■ **WHAT TO PRODUCE**: Copy the listing below line for line with no changes, and leave the pictures out.

[Data records]
***
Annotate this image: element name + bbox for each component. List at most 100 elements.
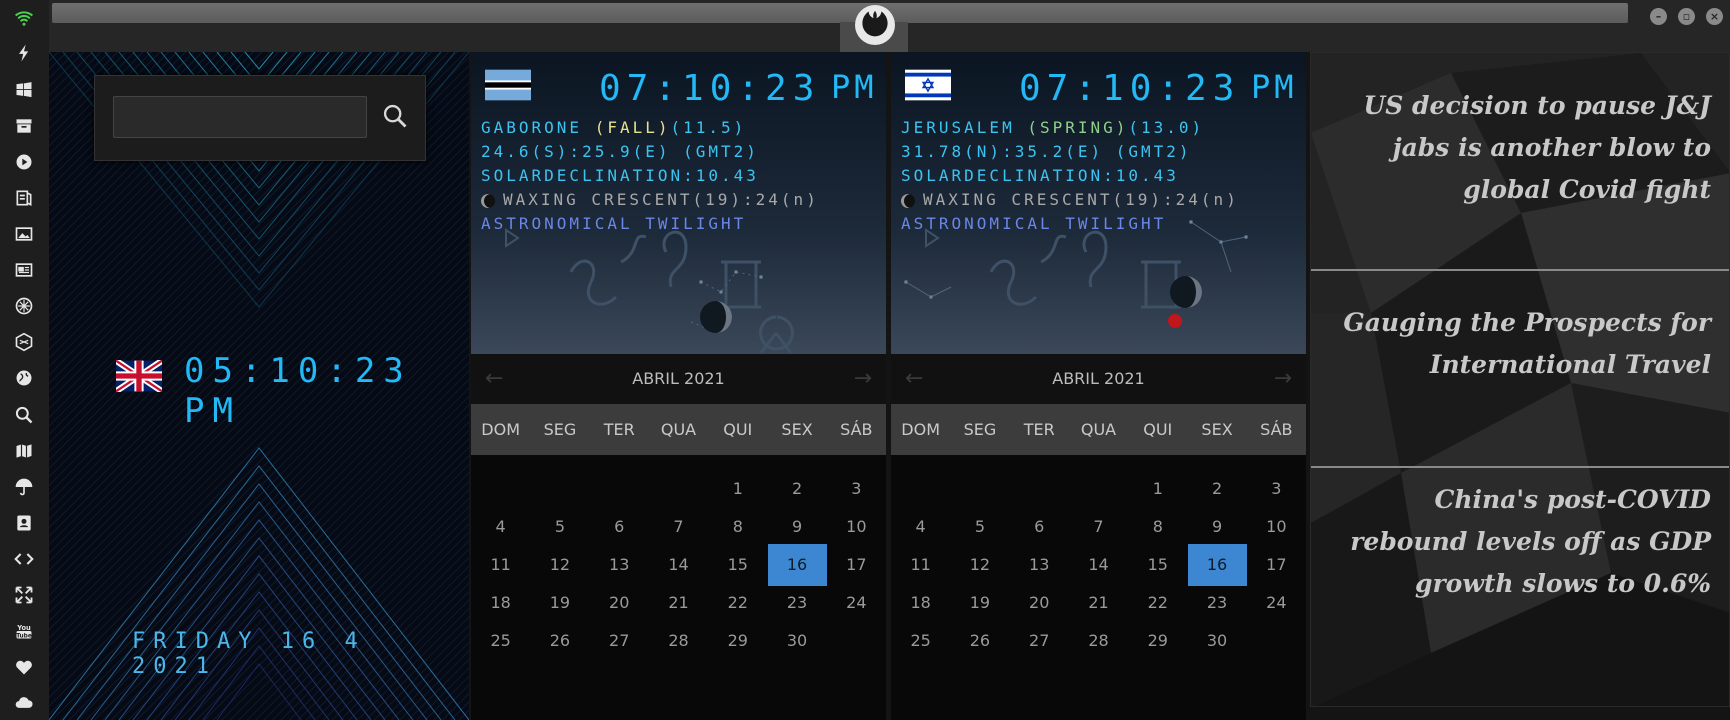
news-headline[interactable]: China's post-COVID rebound levels off as…	[1341, 479, 1711, 605]
search-icon[interactable]	[12, 403, 36, 427]
calendar-day[interactable]: 26	[530, 620, 589, 662]
calendar-day[interactable]: 22	[1128, 582, 1187, 624]
calendar-day[interactable]: 20	[1010, 582, 1069, 624]
minimize-button[interactable]: –	[1650, 8, 1667, 25]
star-icon[interactable]	[12, 294, 36, 318]
calendar-day[interactable]: 3	[1247, 468, 1306, 510]
calendar-day[interactable]: 21	[649, 582, 708, 624]
calendar-day[interactable]: 30	[768, 620, 827, 662]
calendar-day[interactable]: 28	[649, 620, 708, 662]
calendar-day[interactable]: 14	[1069, 544, 1128, 586]
calendar-day[interactable]: 6	[590, 506, 649, 548]
play-icon[interactable]	[12, 150, 36, 174]
cloud-icon[interactable]	[12, 690, 36, 714]
calendar-day[interactable]: 9	[1188, 506, 1247, 548]
calendar-day[interactable]: 12	[530, 544, 589, 586]
calendar-day[interactable]: 21	[1069, 582, 1128, 624]
calendar-day[interactable]: 25	[891, 620, 950, 662]
image-icon[interactable]	[12, 222, 36, 246]
weekday-label: QUA	[1080, 420, 1117, 439]
city-panel-gaborone: 07:10:23 PM GABORONE (FALL)(11.5) 24.6(S…	[471, 52, 886, 720]
maximize-button[interactable]: ▫	[1678, 8, 1695, 25]
calendar-day[interactable]: 23	[768, 582, 827, 624]
calendar-day[interactable]: 28	[1069, 620, 1128, 662]
calendar-day[interactable]: 15	[708, 544, 767, 586]
calendar-day[interactable]: 4	[891, 506, 950, 548]
calendar-day[interactable]: 1	[1128, 468, 1187, 510]
globe-icon[interactable]	[12, 366, 36, 390]
calendar-day[interactable]: 26	[950, 620, 1009, 662]
moon-phase-icon	[901, 193, 915, 208]
calendar-day[interactable]: 29	[1128, 620, 1187, 662]
calendar-day[interactable]: 17	[1247, 544, 1306, 586]
calendar-weekdays: DOM SEG TER QUA QUI SEX SÁB	[471, 404, 886, 455]
calendar-day[interactable]: 12	[950, 544, 1009, 586]
calendar-day[interactable]: 11	[891, 544, 950, 586]
calendar-next-button[interactable]: →	[854, 366, 872, 391]
contacts-icon[interactable]	[12, 511, 36, 535]
calendar-day[interactable]: 10	[1247, 506, 1306, 548]
calendar-day[interactable]: 15	[1128, 544, 1187, 586]
calendar-day[interactable]: 17	[827, 544, 886, 586]
weekday-label: TER	[603, 420, 635, 439]
calendar-day[interactable]: 5	[950, 506, 1009, 548]
calendar-day[interactable]: 6	[1010, 506, 1069, 548]
title-bar-field[interactable]	[52, 3, 1628, 23]
calendar-day[interactable]: 1	[708, 468, 767, 510]
calendar-day[interactable]: 9	[768, 506, 827, 548]
umbrella-icon[interactable]	[12, 475, 36, 499]
close-button[interactable]: ×	[1706, 8, 1723, 25]
expand-icon[interactable]	[12, 583, 36, 607]
calendar-day[interactable]: 7	[649, 506, 708, 548]
windows-icon[interactable]	[12, 78, 36, 102]
code-icon[interactable]	[12, 547, 36, 571]
calendar-day-today[interactable]: 16	[1187, 544, 1247, 586]
hexagon-icon[interactable]	[12, 330, 36, 354]
calendar-day[interactable]: 2	[768, 468, 827, 510]
youtube-icon[interactable]: You Tube	[12, 619, 36, 643]
rebel-alliance-logo-icon[interactable]	[855, 5, 895, 45]
calendar-day[interactable]: 27	[590, 620, 649, 662]
calendar-day[interactable]: 18	[471, 582, 530, 624]
calendar-next-button[interactable]: →	[1274, 366, 1292, 391]
heart-icon[interactable]	[12, 655, 36, 679]
city-twilight: ASTRONOMICAL TWILIGHT	[901, 214, 1167, 233]
local-clock-panel: 05:10:23 PM FRIDAY 16 4 2021	[49, 52, 469, 720]
archive-icon[interactable]	[12, 114, 36, 138]
calendar-day[interactable]: 8	[1128, 506, 1187, 548]
calendar-day[interactable]: 19	[950, 582, 1009, 624]
calendar-day[interactable]: 2	[1188, 468, 1247, 510]
calendar-day[interactable]: 24	[1247, 582, 1306, 624]
calendar-day[interactable]: 10	[827, 506, 886, 548]
wifi-icon[interactable]	[12, 6, 36, 30]
calendar-day[interactable]: 18	[891, 582, 950, 624]
calendar-day[interactable]: 30	[1188, 620, 1247, 662]
map-book-icon[interactable]	[12, 186, 36, 210]
calendar-day[interactable]: 13	[590, 544, 649, 586]
calendar-day[interactable]: 13	[1010, 544, 1069, 586]
map-icon[interactable]	[12, 439, 36, 463]
calendar-day[interactable]: 24	[827, 582, 886, 624]
calendar-day[interactable]: 14	[649, 544, 708, 586]
calendar-day-today[interactable]: 16	[767, 544, 827, 586]
calendar-day[interactable]: 19	[530, 582, 589, 624]
newspaper-icon[interactable]	[12, 258, 36, 282]
calendar-day[interactable]: 5	[530, 506, 589, 548]
calendar-day[interactable]: 23	[1188, 582, 1247, 624]
news-headline[interactable]: Gauging the Prospects for International …	[1341, 302, 1711, 386]
calendar-day[interactable]: 7	[1069, 506, 1128, 548]
search-button[interactable]	[377, 98, 413, 134]
calendar-day[interactable]: 4	[471, 506, 530, 548]
calendar-day[interactable]: 3	[827, 468, 886, 510]
calendar-day[interactable]: 20	[590, 582, 649, 624]
weekday-label: QUI	[1143, 420, 1173, 439]
calendar-day[interactable]: 25	[471, 620, 530, 662]
lightning-icon[interactable]	[12, 41, 36, 65]
search-input[interactable]	[113, 96, 367, 138]
calendar-day[interactable]: 22	[708, 582, 767, 624]
calendar-day[interactable]: 11	[471, 544, 530, 586]
calendar-day[interactable]: 27	[1010, 620, 1069, 662]
calendar-day[interactable]: 8	[708, 506, 767, 548]
news-headline[interactable]: US decision to pause J&J jabs is another…	[1341, 85, 1712, 211]
calendar-day[interactable]: 29	[708, 620, 767, 662]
***
■ **REPLY**:
Annotate this image: element name + bbox for each component. List at most 100 elements.
news-headline[interactable]: China's post-COVID rebound levels off as…	[1341, 479, 1711, 605]
search-icon[interactable]	[12, 403, 36, 427]
calendar-day[interactable]: 26	[530, 620, 589, 662]
calendar-day[interactable]: 22	[1128, 582, 1187, 624]
calendar-day[interactable]: 20	[1010, 582, 1069, 624]
minimize-button[interactable]: –	[1650, 8, 1667, 25]
star-icon[interactable]	[12, 294, 36, 318]
calendar-day[interactable]: 3	[1247, 468, 1306, 510]
calendar-day[interactable]: 21	[649, 582, 708, 624]
calendar-day[interactable]: 30	[768, 620, 827, 662]
calendar-day[interactable]: 28	[649, 620, 708, 662]
calendar-day[interactable]: 14	[1069, 544, 1128, 586]
calendar-day[interactable]: 6	[590, 506, 649, 548]
play-icon[interactable]	[12, 150, 36, 174]
cloud-icon[interactable]	[12, 690, 36, 714]
calendar-day[interactable]: 9	[1188, 506, 1247, 548]
calendar-day[interactable]: 12	[530, 544, 589, 586]
calendar-day[interactable]: 21	[1069, 582, 1128, 624]
calendar-day[interactable]: 25	[891, 620, 950, 662]
image-icon[interactable]	[12, 222, 36, 246]
weekday-label: QUA	[1080, 420, 1117, 439]
city-panel-gaborone: 07:10:23 PM GABORONE (FALL)(11.5) 24.6(S…	[471, 52, 886, 720]
maximize-button[interactable]: ▫	[1678, 8, 1695, 25]
calendar-day[interactable]: 23	[768, 582, 827, 624]
calendar-day[interactable]: 28	[1069, 620, 1128, 662]
calendar-day[interactable]: 15	[708, 544, 767, 586]
calendar-day[interactable]: 4	[891, 506, 950, 548]
calendar-day[interactable]: 1	[1128, 468, 1187, 510]
globe-icon[interactable]	[12, 366, 36, 390]
calendar-day[interactable]: 26	[950, 620, 1009, 662]
moon-phase-icon	[901, 193, 915, 208]
calendar-day[interactable]: 29	[1128, 620, 1187, 662]
calendar-day[interactable]: 17	[1247, 544, 1306, 586]
calendar-weekdays: DOM SEG TER QUA QUI SEX SÁB	[471, 404, 886, 455]
calendar-day[interactable]: 12	[950, 544, 1009, 586]
calendar-day[interactable]: 11	[891, 544, 950, 586]
calendar-next-button[interactable]: →	[854, 366, 872, 391]
contacts-icon[interactable]	[12, 511, 36, 535]
calendar-day[interactable]: 10	[1247, 506, 1306, 548]
calendar-day[interactable]: 15	[1128, 544, 1187, 586]
calendar-day[interactable]: 17	[827, 544, 886, 586]
weekday-label: TER	[603, 420, 635, 439]
calendar-day[interactable]: 5	[950, 506, 1009, 548]
calendar-day[interactable]: 6	[1010, 506, 1069, 548]
title-bar-field[interactable]	[52, 3, 1628, 23]
calendar-day[interactable]: 1	[708, 468, 767, 510]
calendar-day[interactable]: 9	[768, 506, 827, 548]
umbrella-icon[interactable]	[12, 475, 36, 499]
close-button[interactable]: ×	[1706, 8, 1723, 25]
expand-icon[interactable]	[12, 583, 36, 607]
calendar-day[interactable]: 7	[649, 506, 708, 548]
windows-icon[interactable]	[12, 78, 36, 102]
code-icon[interactable]	[12, 547, 36, 571]
calendar-day-today[interactable]: 16	[1187, 544, 1247, 586]
hexagon-icon[interactable]	[12, 330, 36, 354]
calendar-day[interactable]: 2	[768, 468, 827, 510]
youtube-icon[interactable]: You Tube	[12, 619, 36, 643]
rebel-alliance-logo-icon[interactable]	[855, 5, 895, 45]
calendar-day[interactable]: 27	[590, 620, 649, 662]
calendar-day[interactable]: 18	[471, 582, 530, 624]
calendar-next-button[interactable]: →	[1274, 366, 1292, 391]
heart-icon[interactable]	[12, 655, 36, 679]
city-twilight: ASTRONOMICAL TWILIGHT	[901, 214, 1167, 233]
local-clock-panel: 05:10:23 PM FRIDAY 16 4 2021	[49, 52, 469, 720]
archive-icon[interactable]	[12, 114, 36, 138]
calendar-day[interactable]: 8	[1128, 506, 1187, 548]
calendar-day[interactable]: 19	[950, 582, 1009, 624]
calendar-day[interactable]: 2	[1188, 468, 1247, 510]
calendar-day[interactable]: 24	[1247, 582, 1306, 624]
calendar-day[interactable]: 10	[827, 506, 886, 548]
wifi-icon[interactable]	[12, 6, 36, 30]
calendar-day[interactable]: 18	[891, 582, 950, 624]
calendar-day[interactable]: 30	[1188, 620, 1247, 662]
map-book-icon[interactable]	[12, 186, 36, 210]
calendar-day[interactable]: 13	[590, 544, 649, 586]
calendar-day[interactable]: 13	[1010, 544, 1069, 586]
map-icon[interactable]	[12, 439, 36, 463]
calendar-day[interactable]: 24	[827, 582, 886, 624]
calendar-day[interactable]: 14	[649, 544, 708, 586]
calendar-day-today[interactable]: 16	[767, 544, 827, 586]
calendar-day[interactable]: 19	[530, 582, 589, 624]
newspaper-icon[interactable]	[12, 258, 36, 282]
calendar-day[interactable]: 5	[530, 506, 589, 548]
calendar-day[interactable]: 23	[1188, 582, 1247, 624]
news-headline[interactable]: Gauging the Prospects for International …	[1341, 302, 1711, 386]
calendar-day[interactable]: 7	[1069, 506, 1128, 548]
search-button[interactable]	[377, 98, 413, 134]
calendar-day[interactable]: 4	[471, 506, 530, 548]
calendar-day[interactable]: 3	[827, 468, 886, 510]
calendar-day[interactable]: 20	[590, 582, 649, 624]
weekday-label: QUI	[1143, 420, 1173, 439]
calendar-day[interactable]: 25	[471, 620, 530, 662]
lightning-icon[interactable]	[12, 41, 36, 65]
search-input[interactable]	[113, 96, 367, 138]
calendar-day[interactable]: 22	[708, 582, 767, 624]
calendar-day[interactable]: 11	[471, 544, 530, 586]
calendar-day[interactable]: 27	[1010, 620, 1069, 662]
calendar-day[interactable]: 8	[708, 506, 767, 548]
news-headline[interactable]: US decision to pause J&J jabs is another…	[1341, 85, 1712, 211]
calendar-day[interactable]: 29	[708, 620, 767, 662]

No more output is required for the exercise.